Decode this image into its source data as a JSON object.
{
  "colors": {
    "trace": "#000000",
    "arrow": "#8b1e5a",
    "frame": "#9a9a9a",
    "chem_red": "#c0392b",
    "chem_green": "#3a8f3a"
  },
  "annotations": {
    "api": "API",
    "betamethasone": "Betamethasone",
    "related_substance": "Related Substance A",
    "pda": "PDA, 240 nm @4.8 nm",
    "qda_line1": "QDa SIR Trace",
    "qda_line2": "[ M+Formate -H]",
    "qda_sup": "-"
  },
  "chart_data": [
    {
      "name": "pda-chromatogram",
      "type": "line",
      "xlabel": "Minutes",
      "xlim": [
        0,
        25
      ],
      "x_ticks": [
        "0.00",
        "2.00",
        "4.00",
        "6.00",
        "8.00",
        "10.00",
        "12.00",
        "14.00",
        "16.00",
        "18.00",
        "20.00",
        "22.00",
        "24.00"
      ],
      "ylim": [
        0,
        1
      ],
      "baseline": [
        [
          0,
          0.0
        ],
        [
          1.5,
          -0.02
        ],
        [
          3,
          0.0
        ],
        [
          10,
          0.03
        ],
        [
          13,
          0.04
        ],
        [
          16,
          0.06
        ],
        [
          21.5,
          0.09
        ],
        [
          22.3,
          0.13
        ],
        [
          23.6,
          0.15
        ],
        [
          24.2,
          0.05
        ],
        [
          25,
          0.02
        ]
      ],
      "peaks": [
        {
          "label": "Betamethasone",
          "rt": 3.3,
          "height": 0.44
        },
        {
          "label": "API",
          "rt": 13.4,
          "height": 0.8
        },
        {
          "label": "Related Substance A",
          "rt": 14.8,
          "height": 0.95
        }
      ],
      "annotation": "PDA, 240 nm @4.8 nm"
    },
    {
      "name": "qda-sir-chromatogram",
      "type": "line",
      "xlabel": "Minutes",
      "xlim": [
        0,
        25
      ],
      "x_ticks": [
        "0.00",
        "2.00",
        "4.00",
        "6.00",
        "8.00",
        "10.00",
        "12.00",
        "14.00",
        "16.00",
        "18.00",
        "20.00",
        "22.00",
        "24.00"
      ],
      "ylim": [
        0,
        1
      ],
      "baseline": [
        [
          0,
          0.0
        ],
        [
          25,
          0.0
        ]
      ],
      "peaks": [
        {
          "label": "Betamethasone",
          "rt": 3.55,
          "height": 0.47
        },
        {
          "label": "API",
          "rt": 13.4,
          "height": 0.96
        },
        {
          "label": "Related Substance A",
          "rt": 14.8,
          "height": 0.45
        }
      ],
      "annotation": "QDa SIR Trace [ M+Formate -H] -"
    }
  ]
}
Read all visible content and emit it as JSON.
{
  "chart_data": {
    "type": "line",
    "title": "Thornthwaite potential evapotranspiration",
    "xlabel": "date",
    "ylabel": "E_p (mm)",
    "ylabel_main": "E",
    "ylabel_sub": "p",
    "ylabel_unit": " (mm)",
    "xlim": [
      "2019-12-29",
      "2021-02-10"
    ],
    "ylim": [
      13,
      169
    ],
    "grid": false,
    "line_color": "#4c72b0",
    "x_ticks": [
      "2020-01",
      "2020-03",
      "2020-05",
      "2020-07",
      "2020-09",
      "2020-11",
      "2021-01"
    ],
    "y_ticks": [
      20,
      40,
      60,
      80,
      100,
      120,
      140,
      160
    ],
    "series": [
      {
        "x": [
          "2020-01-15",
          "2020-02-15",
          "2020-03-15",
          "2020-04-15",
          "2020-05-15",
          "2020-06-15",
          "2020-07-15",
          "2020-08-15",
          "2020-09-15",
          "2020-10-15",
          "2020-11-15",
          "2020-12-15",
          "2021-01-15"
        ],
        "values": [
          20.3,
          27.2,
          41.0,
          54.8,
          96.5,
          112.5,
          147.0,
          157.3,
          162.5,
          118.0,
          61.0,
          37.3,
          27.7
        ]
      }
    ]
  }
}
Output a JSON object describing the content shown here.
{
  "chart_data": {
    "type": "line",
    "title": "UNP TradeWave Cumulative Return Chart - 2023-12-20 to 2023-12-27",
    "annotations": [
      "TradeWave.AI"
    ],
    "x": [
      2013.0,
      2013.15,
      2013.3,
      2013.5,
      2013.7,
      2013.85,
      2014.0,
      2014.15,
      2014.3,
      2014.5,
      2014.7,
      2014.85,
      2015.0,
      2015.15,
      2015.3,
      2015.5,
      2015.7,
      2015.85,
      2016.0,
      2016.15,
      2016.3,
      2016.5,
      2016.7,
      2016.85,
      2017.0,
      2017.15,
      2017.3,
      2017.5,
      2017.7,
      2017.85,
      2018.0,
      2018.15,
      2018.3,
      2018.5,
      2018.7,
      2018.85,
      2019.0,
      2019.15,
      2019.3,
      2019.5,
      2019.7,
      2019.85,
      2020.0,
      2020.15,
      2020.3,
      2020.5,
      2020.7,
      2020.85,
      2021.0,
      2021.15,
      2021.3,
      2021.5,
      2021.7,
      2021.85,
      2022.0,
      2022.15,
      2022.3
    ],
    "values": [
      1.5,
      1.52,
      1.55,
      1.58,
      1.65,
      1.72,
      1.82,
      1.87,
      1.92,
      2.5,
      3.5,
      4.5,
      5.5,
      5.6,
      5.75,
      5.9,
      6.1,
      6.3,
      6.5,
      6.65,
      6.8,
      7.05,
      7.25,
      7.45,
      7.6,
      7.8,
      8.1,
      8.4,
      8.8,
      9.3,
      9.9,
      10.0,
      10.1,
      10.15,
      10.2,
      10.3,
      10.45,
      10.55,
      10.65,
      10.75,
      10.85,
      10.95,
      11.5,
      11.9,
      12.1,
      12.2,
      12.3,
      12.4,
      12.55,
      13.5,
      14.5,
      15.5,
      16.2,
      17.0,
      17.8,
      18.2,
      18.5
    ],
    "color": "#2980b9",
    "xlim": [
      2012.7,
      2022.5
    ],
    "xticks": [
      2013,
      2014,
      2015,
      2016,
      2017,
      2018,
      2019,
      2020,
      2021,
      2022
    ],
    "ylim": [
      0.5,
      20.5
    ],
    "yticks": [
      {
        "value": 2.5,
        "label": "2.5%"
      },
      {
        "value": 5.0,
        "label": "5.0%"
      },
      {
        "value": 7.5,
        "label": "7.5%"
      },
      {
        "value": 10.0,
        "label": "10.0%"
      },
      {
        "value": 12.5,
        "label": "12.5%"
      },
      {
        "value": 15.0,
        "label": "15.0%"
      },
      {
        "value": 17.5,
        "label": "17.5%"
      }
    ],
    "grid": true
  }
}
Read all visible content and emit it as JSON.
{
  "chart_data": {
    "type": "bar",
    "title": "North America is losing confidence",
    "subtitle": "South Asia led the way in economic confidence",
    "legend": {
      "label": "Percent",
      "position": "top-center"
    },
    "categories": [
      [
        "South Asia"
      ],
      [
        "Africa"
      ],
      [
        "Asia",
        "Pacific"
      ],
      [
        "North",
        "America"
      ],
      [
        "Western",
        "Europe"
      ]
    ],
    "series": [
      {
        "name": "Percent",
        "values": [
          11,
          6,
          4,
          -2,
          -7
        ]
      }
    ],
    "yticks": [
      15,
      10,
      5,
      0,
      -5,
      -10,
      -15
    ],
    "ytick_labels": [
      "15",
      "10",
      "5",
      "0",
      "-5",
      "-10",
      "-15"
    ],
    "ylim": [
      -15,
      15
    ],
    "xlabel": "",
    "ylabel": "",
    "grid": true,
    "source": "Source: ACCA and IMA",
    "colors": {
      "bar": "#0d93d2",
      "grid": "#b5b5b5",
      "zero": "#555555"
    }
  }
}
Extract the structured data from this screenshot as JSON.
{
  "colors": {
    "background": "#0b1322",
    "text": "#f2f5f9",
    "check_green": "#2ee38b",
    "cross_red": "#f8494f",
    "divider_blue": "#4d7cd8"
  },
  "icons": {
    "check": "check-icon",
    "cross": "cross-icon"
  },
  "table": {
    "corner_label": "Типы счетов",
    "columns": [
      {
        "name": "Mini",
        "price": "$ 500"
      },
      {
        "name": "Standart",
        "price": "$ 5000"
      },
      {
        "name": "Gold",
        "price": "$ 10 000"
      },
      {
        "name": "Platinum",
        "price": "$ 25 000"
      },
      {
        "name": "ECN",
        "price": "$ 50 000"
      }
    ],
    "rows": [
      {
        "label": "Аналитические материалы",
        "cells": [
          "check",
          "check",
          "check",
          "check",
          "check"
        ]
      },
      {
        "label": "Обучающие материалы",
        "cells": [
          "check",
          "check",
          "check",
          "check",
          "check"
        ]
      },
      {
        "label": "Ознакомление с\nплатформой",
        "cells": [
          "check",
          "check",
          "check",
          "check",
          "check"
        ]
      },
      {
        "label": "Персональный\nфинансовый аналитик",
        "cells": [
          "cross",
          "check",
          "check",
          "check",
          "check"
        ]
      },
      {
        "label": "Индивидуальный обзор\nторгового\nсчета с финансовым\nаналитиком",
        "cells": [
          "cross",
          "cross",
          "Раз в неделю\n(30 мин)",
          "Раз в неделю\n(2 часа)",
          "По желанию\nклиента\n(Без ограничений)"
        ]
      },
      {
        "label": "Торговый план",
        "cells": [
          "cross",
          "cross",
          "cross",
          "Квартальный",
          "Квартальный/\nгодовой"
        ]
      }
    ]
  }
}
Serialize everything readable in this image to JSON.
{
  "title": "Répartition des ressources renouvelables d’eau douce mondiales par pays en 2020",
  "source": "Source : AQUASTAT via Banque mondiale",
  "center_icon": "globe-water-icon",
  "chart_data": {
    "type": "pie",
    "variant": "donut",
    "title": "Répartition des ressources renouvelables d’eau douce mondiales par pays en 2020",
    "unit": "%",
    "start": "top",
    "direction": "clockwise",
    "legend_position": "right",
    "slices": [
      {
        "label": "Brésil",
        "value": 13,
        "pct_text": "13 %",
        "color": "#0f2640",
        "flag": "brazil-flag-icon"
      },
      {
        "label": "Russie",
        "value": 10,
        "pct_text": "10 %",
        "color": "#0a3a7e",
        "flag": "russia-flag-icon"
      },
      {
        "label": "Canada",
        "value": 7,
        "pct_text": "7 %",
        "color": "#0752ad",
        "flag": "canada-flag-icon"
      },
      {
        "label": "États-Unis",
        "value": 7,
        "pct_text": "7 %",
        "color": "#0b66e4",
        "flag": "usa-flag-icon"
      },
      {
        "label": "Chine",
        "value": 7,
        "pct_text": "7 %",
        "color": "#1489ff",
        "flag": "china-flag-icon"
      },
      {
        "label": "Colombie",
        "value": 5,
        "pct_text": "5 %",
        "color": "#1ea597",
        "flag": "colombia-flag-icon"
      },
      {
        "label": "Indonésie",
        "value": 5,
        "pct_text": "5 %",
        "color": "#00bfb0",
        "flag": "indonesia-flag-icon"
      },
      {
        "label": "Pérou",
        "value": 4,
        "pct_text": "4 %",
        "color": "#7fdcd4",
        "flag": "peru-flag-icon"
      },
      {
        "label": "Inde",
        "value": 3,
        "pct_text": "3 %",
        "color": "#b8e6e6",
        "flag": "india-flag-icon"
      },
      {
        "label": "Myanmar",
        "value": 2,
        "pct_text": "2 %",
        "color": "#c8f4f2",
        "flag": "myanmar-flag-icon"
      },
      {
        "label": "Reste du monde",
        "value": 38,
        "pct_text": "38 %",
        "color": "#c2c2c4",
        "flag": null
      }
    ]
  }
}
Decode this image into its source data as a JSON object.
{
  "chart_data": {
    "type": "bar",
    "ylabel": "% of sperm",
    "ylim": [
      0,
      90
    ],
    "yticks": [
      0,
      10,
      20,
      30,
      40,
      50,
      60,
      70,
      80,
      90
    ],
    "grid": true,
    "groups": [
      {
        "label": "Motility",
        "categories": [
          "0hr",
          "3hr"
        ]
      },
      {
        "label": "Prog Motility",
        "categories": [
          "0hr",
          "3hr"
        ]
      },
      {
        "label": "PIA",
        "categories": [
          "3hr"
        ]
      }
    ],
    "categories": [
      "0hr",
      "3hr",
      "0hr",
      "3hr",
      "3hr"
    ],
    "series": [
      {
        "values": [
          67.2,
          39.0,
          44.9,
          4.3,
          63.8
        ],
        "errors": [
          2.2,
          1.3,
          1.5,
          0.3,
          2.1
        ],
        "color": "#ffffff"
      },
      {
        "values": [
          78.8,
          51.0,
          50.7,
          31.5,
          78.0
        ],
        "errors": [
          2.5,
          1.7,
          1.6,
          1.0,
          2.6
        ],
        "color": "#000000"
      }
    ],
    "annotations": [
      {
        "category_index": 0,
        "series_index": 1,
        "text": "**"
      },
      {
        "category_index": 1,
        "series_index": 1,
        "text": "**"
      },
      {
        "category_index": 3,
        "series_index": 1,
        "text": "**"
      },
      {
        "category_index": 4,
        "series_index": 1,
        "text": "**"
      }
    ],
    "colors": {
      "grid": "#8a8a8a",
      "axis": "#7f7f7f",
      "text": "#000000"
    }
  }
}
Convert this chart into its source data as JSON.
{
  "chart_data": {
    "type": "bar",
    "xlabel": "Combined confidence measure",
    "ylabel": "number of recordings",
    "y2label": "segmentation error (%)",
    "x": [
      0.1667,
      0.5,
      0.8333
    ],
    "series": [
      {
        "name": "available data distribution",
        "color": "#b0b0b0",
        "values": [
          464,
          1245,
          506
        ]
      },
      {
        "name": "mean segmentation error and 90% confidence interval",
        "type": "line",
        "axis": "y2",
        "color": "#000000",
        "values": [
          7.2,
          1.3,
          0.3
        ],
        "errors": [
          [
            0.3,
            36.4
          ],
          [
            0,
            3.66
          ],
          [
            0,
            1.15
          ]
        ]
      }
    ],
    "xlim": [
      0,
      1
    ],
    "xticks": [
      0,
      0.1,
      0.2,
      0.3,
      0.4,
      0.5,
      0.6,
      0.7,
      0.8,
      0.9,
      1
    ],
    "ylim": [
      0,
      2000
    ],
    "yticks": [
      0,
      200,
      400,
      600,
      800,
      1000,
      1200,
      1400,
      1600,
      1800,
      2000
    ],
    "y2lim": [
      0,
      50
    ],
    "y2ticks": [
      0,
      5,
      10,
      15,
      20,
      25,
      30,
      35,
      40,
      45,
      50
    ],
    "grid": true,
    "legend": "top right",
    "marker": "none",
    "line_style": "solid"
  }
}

-.-.-

**What you need to do**: Tally the lines above containing "flag". Answer with the count only.

**Answer to the exercise**: 11